• **Aim**
Skip the pictures and quote all of the lines exactly.

>> begin The input

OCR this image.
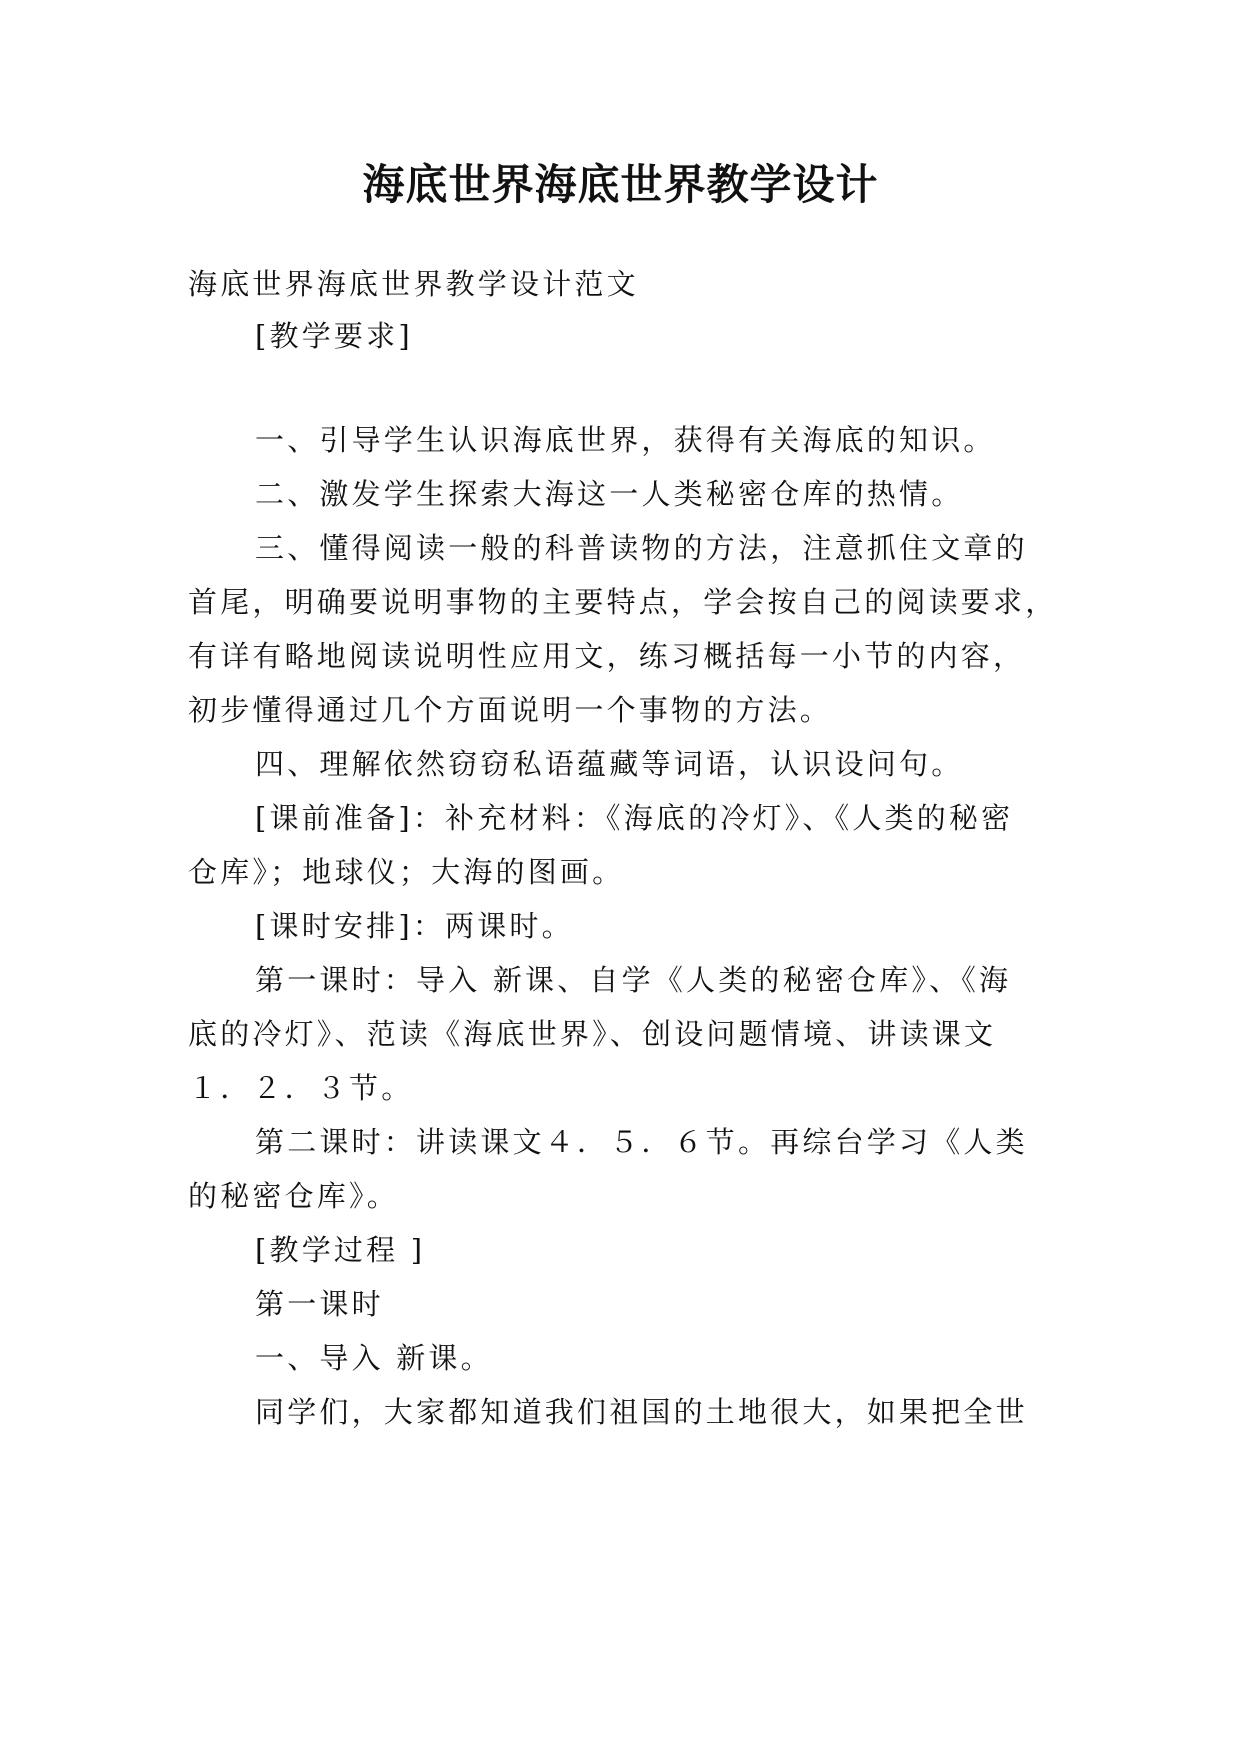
海底世界海底世界教学设计

海底世界海底世界教学设计范文

[教学要求]

一、引导学生认识海底世界，获得有关海底的知识。

二、激发学生探索大海这一人类秘密仓库的热情。

三、懂得阅读一般的科普读物的方法，注意抓住文章的

首尾，明确要说明事物的主要特点，学会按自己的阅读要求，

有详有略地阅读说明性应用文，练习概括每一小节的内容，

初步懂得通过几个方面说明一个事物的方法。

四、理解依然窃窃私语蕴藏等词语，认识设问句。

[课前准备]：补充材料：《海底的冷灯》、《人类的秘密

仓库》；地球仪；大海的图画。

[课时安排]：两课时。

第一课时：导入 新课、自学《人类的秘密仓库》、《海

底的冷灯》、范读《海底世界》、创设问题情境、讲读课文

１．２．３节。

第二课时：讲读课文４．５．６节。再综台学习《人类

的秘密仓库》。

[教学过程 ]

第一课时

一、导入 新课。

同学们，大家都知道我们祖国的土地很大，如果把全世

>> end The input

• **Correct result**
OCR this image.
海底世界海底世界教学设计

海底世界海底世界教学设计范文

[教学要求]

一、引导学生认识海底世界，获得有关海底的知识。

二、激发学生探索大海这一人类秘密仓库的热情。

三、懂得阅读一般的科普读物的方法，注意抓住文章的

首尾，明确要说明事物的主要特点，学会按自己的阅读要求，

有详有略地阅读说明性应用文，练习概括每一小节的内容，

初步懂得通过几个方面说明一个事物的方法。

四、理解依然窃窃私语蕴藏等词语，认识设问句。

[课前准备]：补充材料：《海底的冷灯》、《人类的秘密

仓库》；地球仪；大海的图画。

[课时安排]：两课时。

第一课时：导入 新课、自学《人类的秘密仓库》、《海

底的冷灯》、范读《海底世界》、创设问题情境、讲读课文

１．２．３节。

第二课时：讲读课文４．５．６节。再综台学习《人类

的秘密仓库》。

[教学过程 ]

第一课时

一、导入 新课。

同学们，大家都知道我们祖国的土地很大，如果把全世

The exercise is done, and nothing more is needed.